• [Document segment]
◇ ◇ ◇ ◇

Determining fault in a car accident case

A variety of factors come into play when determining who is at fault for a car accident. In some cases, multiple parties may be liable or partially liable for damages that they or others incur. Depending on the facts of the case, a person or entity could face strict liability if an individual or company took reckless actions. A reckless action is defined as one that shows a blatant disregard for other people or their property.

In such a scenario, a party could be liable for damages even if it wasn’t necessarily at fault for an accident. Generally speaking, most people involved in car accidents have engaged in negligent behavior. Negligence occurs when a person acts carelessly without any intent to cause property damage or bodily injury. In the event that multiple parties are partially liable for an accident, state law will determine the extent of their liability.

◇ ◇ ◇ ◇

• [Excerpted data]
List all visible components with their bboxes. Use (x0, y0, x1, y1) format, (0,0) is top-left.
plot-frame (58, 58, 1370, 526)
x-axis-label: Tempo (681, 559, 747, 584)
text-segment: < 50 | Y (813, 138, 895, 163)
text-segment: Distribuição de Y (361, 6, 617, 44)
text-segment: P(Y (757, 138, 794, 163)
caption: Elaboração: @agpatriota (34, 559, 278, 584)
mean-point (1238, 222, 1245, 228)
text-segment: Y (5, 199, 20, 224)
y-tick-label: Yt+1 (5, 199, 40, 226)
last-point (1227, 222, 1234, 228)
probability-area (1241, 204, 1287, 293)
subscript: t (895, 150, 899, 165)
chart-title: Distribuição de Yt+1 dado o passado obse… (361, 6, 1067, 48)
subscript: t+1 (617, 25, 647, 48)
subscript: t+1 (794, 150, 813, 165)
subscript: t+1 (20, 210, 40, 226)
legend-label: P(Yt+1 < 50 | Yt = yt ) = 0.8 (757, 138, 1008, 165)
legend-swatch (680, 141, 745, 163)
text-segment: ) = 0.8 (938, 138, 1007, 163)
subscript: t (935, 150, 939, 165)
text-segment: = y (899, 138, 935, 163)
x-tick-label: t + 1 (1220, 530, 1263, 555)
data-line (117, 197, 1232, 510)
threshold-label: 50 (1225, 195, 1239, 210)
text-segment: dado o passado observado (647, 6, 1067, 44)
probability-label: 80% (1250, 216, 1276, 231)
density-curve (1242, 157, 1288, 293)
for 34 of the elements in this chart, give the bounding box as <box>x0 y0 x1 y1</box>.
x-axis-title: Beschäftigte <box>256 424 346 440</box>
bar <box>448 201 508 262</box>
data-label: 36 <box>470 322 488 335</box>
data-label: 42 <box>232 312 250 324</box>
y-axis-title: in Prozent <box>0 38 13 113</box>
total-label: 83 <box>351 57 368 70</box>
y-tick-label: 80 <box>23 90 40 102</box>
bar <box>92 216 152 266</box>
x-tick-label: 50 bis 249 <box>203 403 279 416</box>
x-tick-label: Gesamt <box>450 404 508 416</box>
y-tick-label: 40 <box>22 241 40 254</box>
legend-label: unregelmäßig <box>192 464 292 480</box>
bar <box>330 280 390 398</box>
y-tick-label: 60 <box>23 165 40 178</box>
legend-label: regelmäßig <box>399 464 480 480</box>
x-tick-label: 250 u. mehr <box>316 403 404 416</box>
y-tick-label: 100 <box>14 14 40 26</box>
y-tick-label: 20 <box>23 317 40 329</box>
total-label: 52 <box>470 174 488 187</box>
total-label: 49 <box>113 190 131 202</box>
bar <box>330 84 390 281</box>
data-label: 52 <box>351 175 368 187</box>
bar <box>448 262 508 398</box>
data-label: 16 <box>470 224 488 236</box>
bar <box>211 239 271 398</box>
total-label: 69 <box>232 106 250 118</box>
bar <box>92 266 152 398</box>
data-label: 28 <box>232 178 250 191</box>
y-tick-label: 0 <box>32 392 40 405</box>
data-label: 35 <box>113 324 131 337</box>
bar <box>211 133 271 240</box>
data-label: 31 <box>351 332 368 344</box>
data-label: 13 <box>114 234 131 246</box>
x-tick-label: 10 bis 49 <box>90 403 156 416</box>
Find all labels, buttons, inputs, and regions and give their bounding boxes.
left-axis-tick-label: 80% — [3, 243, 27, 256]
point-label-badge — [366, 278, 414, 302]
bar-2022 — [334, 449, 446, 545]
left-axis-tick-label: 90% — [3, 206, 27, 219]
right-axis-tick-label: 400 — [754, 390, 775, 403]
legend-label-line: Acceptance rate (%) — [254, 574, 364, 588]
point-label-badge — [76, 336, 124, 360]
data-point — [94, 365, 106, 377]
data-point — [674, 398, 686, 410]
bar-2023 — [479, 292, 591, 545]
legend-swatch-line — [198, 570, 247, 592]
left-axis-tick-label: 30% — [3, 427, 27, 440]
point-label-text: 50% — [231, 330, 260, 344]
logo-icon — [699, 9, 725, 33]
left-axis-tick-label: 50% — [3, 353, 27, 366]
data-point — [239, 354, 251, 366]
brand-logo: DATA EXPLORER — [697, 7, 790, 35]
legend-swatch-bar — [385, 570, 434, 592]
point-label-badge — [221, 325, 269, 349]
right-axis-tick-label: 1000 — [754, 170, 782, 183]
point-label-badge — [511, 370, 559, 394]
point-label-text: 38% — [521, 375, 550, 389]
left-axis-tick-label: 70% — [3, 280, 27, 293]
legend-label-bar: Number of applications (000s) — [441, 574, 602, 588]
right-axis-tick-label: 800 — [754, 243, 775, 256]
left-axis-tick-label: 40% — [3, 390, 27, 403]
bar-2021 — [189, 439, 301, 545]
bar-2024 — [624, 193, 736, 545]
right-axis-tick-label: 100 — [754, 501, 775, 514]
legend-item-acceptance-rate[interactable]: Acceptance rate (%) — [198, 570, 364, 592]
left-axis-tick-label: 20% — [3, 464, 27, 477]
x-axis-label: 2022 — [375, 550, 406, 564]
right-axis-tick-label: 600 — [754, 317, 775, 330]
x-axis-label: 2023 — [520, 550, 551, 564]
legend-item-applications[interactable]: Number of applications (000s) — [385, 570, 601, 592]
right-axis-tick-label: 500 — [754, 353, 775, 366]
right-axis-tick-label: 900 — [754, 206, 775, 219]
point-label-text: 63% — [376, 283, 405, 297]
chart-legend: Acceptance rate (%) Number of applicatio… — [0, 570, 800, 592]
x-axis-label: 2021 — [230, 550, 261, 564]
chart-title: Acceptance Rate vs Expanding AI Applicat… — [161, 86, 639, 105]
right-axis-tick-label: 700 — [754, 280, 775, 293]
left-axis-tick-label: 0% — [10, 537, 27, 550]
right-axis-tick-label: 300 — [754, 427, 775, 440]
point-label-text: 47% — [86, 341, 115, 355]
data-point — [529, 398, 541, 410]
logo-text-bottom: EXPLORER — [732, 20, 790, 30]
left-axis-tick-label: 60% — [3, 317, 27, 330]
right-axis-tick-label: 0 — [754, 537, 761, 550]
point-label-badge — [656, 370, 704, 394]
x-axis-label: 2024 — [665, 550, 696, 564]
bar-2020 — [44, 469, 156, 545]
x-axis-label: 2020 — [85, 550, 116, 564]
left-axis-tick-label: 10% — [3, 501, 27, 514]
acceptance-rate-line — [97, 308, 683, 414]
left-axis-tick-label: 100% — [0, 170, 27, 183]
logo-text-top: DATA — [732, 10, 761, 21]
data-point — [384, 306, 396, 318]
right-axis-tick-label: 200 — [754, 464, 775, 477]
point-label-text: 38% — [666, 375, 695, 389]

◇ ◇ ◇ ◇

• [Exercise set]
• 1. Summarize the text on determining fault in a car accident in two sentences.
• 2. In the car accident fault text, rewrite the part that opens with the words "A variety of" and closes with "of their liability.", replacing "liable" with "responsible".

• [Answers by item]
• 1. Several factors decide who is at fault for a car accident, and more than one party may be fully or partially liable. A party that acted recklessly could face strict liability even if it wasn't necessarily at fault, while most people in accidents have been negligent, and state law determines the extent of liability when several parties share it.

• 2.
A variety of factors come into play when determining who is at fault for a car accident. In some cases, multiple parties may be responsible or partially responsible for damages that they or others incur. Depending on the facts of the case, a person or entity could face strict liability if an individual or company took reckless actions. A reckless action is defined as one that shows a blatant disregard for other people or their property.

In such a scenario, a party could be responsible for damages even if it wasn’t necessarily at fault for an accident. Generally speaking, most people involved in car accidents have engaged in negligent behavior. Negligence occurs when a person acts carelessly without any intent to cause property damage or bodily injury. In the event that multiple parties are partially responsible for an accident, state law will determine the extent of their liability.